**Problem statement:**
The listing must be reproduced in full, exactly as it stands.

**Dataset excerpts:**

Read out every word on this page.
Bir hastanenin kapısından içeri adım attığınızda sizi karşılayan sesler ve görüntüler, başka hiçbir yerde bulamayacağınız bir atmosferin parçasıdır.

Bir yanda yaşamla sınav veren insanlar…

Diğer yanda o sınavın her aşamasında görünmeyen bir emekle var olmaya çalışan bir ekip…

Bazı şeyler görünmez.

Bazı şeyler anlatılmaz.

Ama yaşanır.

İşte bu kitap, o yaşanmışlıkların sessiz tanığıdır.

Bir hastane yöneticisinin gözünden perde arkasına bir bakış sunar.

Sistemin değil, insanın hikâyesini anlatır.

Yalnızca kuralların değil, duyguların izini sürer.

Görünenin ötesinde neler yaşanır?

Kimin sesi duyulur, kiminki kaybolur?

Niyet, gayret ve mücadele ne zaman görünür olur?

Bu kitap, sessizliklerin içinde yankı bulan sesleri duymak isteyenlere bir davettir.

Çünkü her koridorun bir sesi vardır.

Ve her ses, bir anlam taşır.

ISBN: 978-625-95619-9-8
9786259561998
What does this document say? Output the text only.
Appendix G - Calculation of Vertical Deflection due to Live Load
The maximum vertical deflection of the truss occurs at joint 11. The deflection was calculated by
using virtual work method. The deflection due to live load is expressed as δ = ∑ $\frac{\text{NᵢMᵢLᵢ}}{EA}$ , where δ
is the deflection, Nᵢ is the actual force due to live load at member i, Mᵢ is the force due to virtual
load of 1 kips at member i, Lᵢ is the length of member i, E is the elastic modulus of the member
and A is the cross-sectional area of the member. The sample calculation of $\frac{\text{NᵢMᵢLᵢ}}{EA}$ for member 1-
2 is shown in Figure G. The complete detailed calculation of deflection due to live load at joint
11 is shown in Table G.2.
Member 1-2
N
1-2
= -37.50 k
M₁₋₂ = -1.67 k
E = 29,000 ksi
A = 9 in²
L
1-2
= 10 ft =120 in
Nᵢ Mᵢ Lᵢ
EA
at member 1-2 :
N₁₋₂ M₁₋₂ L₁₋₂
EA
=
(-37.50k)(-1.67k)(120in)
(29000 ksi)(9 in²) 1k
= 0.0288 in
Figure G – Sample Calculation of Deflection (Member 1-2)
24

**Full answer:**
Read out every word on this page.
Bir hastanenin kapısından içeri adım attığınızda sizi karşılayan sesler ve görüntüler, başka hiçbir yerde bulamayacağınız bir atmosferin parçasıdır.

Bir yanda yaşamla sınav veren insanlar…

Diğer yanda o sınavın her aşamasında görünmeyen bir emekle var olmaya çalışan bir ekip…

Bazı şeyler görünmez.

Bazı şeyler anlatılmaz.

Ama yaşanır.

İşte bu kitap, o yaşanmışlıkların sessiz tanığıdır.

Bir hastane yöneticisinin gözünden perde arkasına bir bakış sunar.

Sistemin değil, insanın hikâyesini anlatır.

Yalnızca kuralların değil, duyguların izini sürer.

Görünenin ötesinde neler yaşanır?

Kimin sesi duyulur, kiminki kaybolur?

Niyet, gayret ve mücadele ne zaman görünür olur?

Bu kitap, sessizliklerin içinde yankı bulan sesleri duymak isteyenlere bir davettir.

Çünkü her koridorun bir sesi vardır.

Ve her ses, bir anlam taşır.

ISBN: 978-625-95619-9-8
9786259561998
What does this document say? Output the text only.
Appendix G - Calculation of Vertical Deflection due to Live Load
The maximum vertical deflection of the truss occurs at joint 11. The deflection was calculated by
using virtual work method. The deflection due to live load is expressed as δ = ∑ $\frac{\text{NᵢMᵢLᵢ}}{EA}$ , where δ
is the deflection, Nᵢ is the actual force due to live load at member i, Mᵢ is the force due to virtual
load of 1 kips at member i, Lᵢ is the length of member i, E is the elastic modulus of the member
and A is the cross-sectional area of the member. The sample calculation of $\frac{\text{NᵢMᵢLᵢ}}{EA}$ for member 1-
2 is shown in Figure G. The complete detailed calculation of deflection due to live load at joint
11 is shown in Table G.2.
Member 1-2
N
1-2
= -37.50 k
M₁₋₂ = -1.67 k
E = 29,000 ksi
A = 9 in²
L
1-2
= 10 ft =120 in
Nᵢ Mᵢ Lᵢ
EA
at member 1-2 :
N₁₋₂ M₁₋₂ L₁₋₂
EA
=
(-37.50k)(-1.67k)(120in)
(29000 ksi)(9 in²) 1k
= 0.0288 in
Figure G – Sample Calculation of Deflection (Member 1-2)
24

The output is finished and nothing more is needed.